[Material for this exercise start]

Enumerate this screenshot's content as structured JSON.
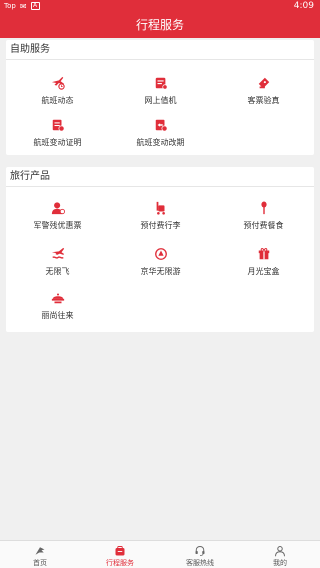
{
  "status_bar": {
    "carrier": "Top",
    "time": "4:09"
  },
  "header": {
    "title": "行程服务"
  },
  "self_service": {
    "title": "自助服务",
    "items": [
      {
        "label": "航班动态",
        "icon": "plane-clock-icon"
      },
      {
        "label": "网上值机",
        "icon": "checkin-icon"
      },
      {
        "label": "客票验真",
        "icon": "ticket-verify-icon"
      },
      {
        "label": "航班变动证明",
        "icon": "change-certificate-icon"
      },
      {
        "label": "航班变动改期",
        "icon": "reschedule-icon"
      }
    ]
  },
  "travel_products": {
    "title": "旅行产品",
    "items": [
      {
        "label": "军警残优惠票",
        "icon": "discount-ticket-icon"
      },
      {
        "label": "预付费行李",
        "icon": "luggage-icon"
      },
      {
        "label": "预付费餐食",
        "icon": "meal-icon"
      },
      {
        "label": "无限飞",
        "icon": "unlimited-fly-icon"
      },
      {
        "label": "京华无限游",
        "icon": "unlimited-tour-icon"
      },
      {
        "label": "月光宝盒",
        "icon": "gift-box-icon"
      },
      {
        "label": "丽尚往来",
        "icon": "lishang-icon"
      }
    ]
  },
  "tab_bar": {
    "tabs": [
      {
        "label": "首页",
        "icon": "home-logo-icon"
      },
      {
        "label": "行程服务",
        "icon": "itinerary-icon",
        "active": true
      },
      {
        "label": "客服热线",
        "icon": "headset-icon"
      },
      {
        "label": "我的",
        "icon": "user-icon"
      }
    ]
  },
  "colors": {
    "accent": "#e02e3a",
    "background": "#f0f0f0"
  }
}
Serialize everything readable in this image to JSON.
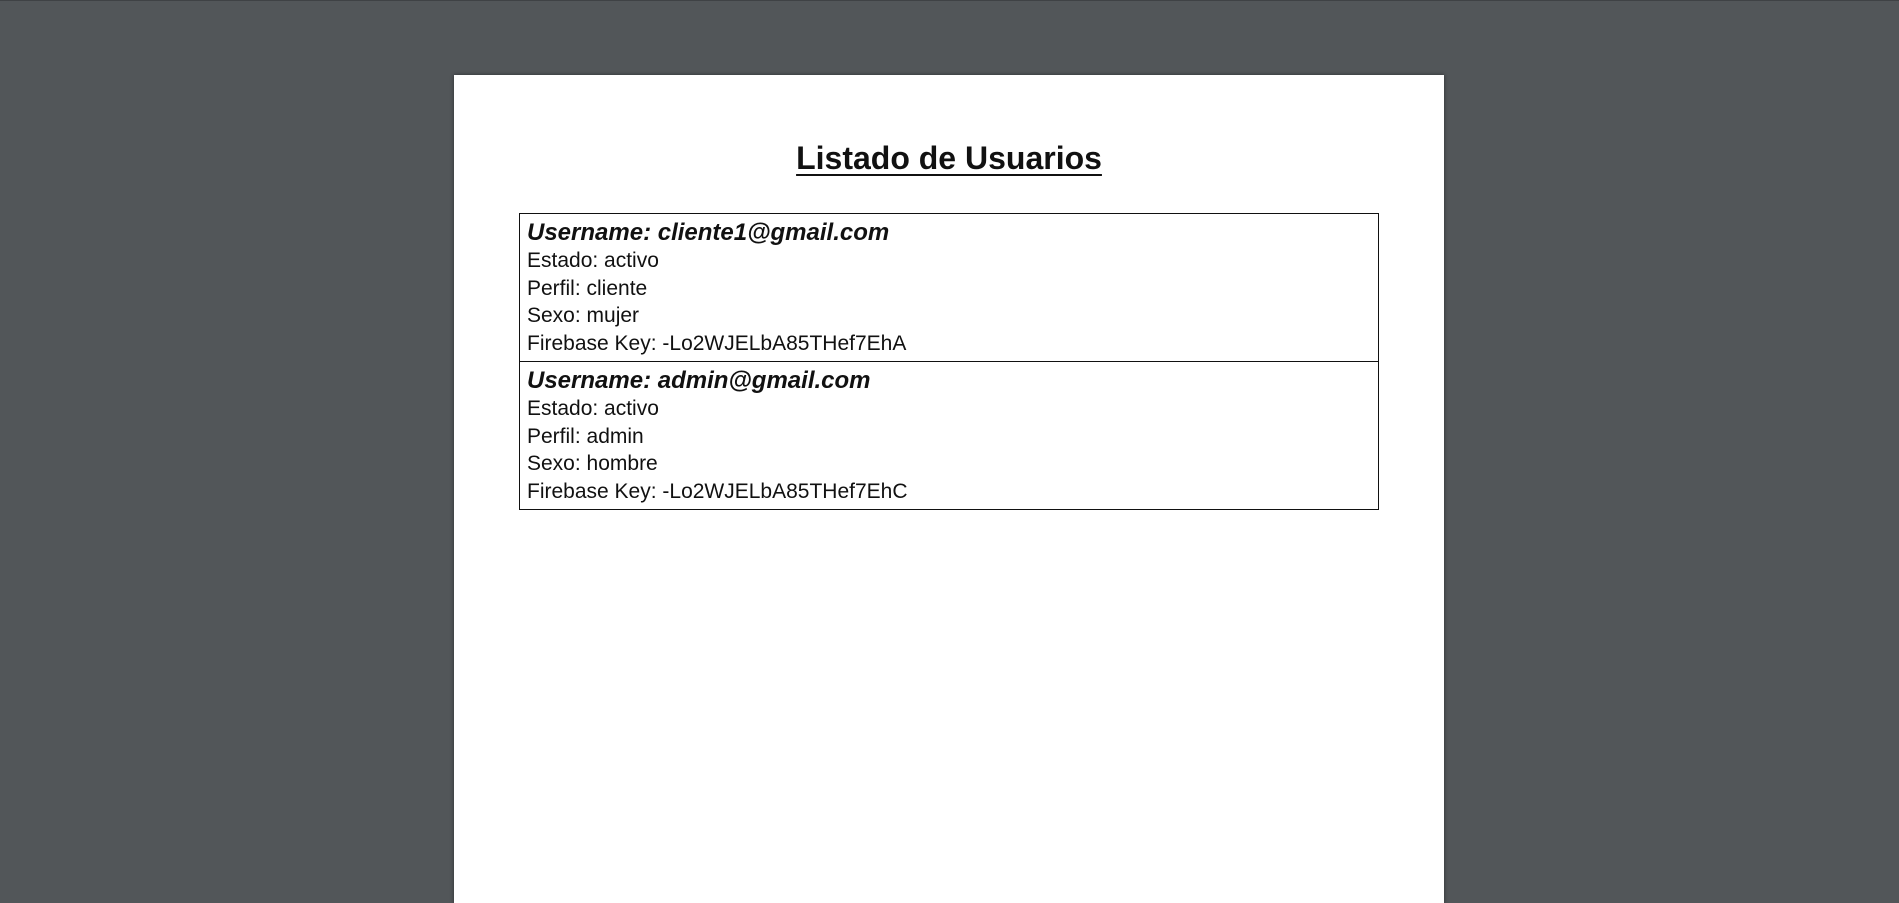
{
  "document": {
    "title": "Listado de Usuarios",
    "users": [
      {
        "username": "Username: cliente1@gmail.com",
        "estado": "Estado: activo",
        "perfil": "Perfil: cliente",
        "sexo": "Sexo: mujer",
        "firebase_key": "Firebase Key: -Lo2WJELbA85THef7EhA"
      },
      {
        "username": "Username: admin@gmail.com",
        "estado": "Estado: activo",
        "perfil": "Perfil: admin",
        "sexo": "Sexo: hombre",
        "firebase_key": "Firebase Key: -Lo2WJELbA85THef7EhC"
      }
    ]
  },
  "colors": {
    "viewer_background": "#525659",
    "page_background": "#ffffff",
    "text": "#111111"
  }
}
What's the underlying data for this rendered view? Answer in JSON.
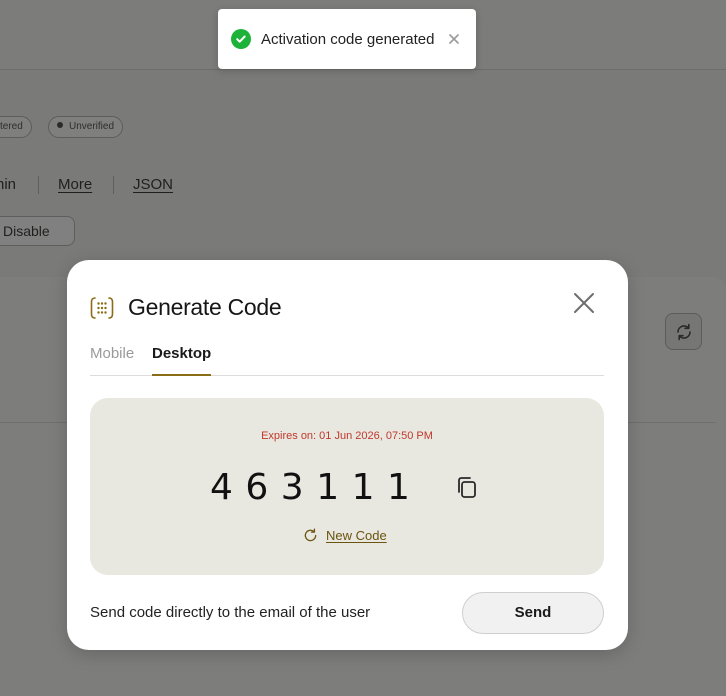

[Material for this exercise end]

→ **What is expected**: Strip out the images, then output the records above word for word.

→ **Answer to the problem**:
Enumerate this screenshot's content as structured JSON.
{
  "status_bar": {
    "carrier": "Top",
    "time": "4:09"
  },
  "header": {
    "title": "行程服务"
  },
  "self_service": {
    "title": "自助服务",
    "items": [
      {
        "label": "航班动态",
        "icon": "plane-clock-icon"
      },
      {
        "label": "网上值机",
        "icon": "checkin-icon"
      },
      {
        "label": "客票验真",
        "icon": "ticket-verify-icon"
      },
      {
        "label": "航班变动证明",
        "icon": "change-certificate-icon"
      },
      {
        "label": "航班变动改期",
        "icon": "reschedule-icon"
      }
    ]
  },
  "travel_products": {
    "title": "旅行产品",
    "items": [
      {
        "label": "军警残优惠票",
        "icon": "discount-ticket-icon"
      },
      {
        "label": "预付费行李",
        "icon": "luggage-icon"
      },
      {
        "label": "预付费餐食",
        "icon": "meal-icon"
      },
      {
        "label": "无限飞",
        "icon": "unlimited-fly-icon"
      },
      {
        "label": "京华无限游",
        "icon": "unlimited-tour-icon"
      },
      {
        "label": "月光宝盒",
        "icon": "gift-box-icon"
      },
      {
        "label": "丽尚往来",
        "icon": "lishang-icon"
      }
    ]
  },
  "tab_bar": {
    "tabs": [
      {
        "label": "首页",
        "icon": "home-logo-icon"
      },
      {
        "label": "行程服务",
        "icon": "itinerary-icon",
        "active": true
      },
      {
        "label": "客服热线",
        "icon": "headset-icon"
      },
      {
        "label": "我的",
        "icon": "user-icon"
      }
    ]
  },
  "colors": {
    "accent": "#e02e3a",
    "background": "#f0f0f0"
  }
}
Serialize everything readable in this image to JSON.
{
  "document": {
    "title": "Listado de Usuarios",
    "users": [
      {
        "username": "Username: cliente1@gmail.com",
        "estado": "Estado: activo",
        "perfil": "Perfil: cliente",
        "sexo": "Sexo: mujer",
        "firebase_key": "Firebase Key: -Lo2WJELbA85THef7EhA"
      },
      {
        "username": "Username: admin@gmail.com",
        "estado": "Estado: activo",
        "perfil": "Perfil: admin",
        "sexo": "Sexo: hombre",
        "firebase_key": "Firebase Key: -Lo2WJELbA85THef7EhC"
      }
    ]
  },
  "colors": {
    "viewer_background": "#525659",
    "page_background": "#ffffff",
    "text": "#111111"
  }
}
What's the underlying data for this rendered view? Answer in JSON.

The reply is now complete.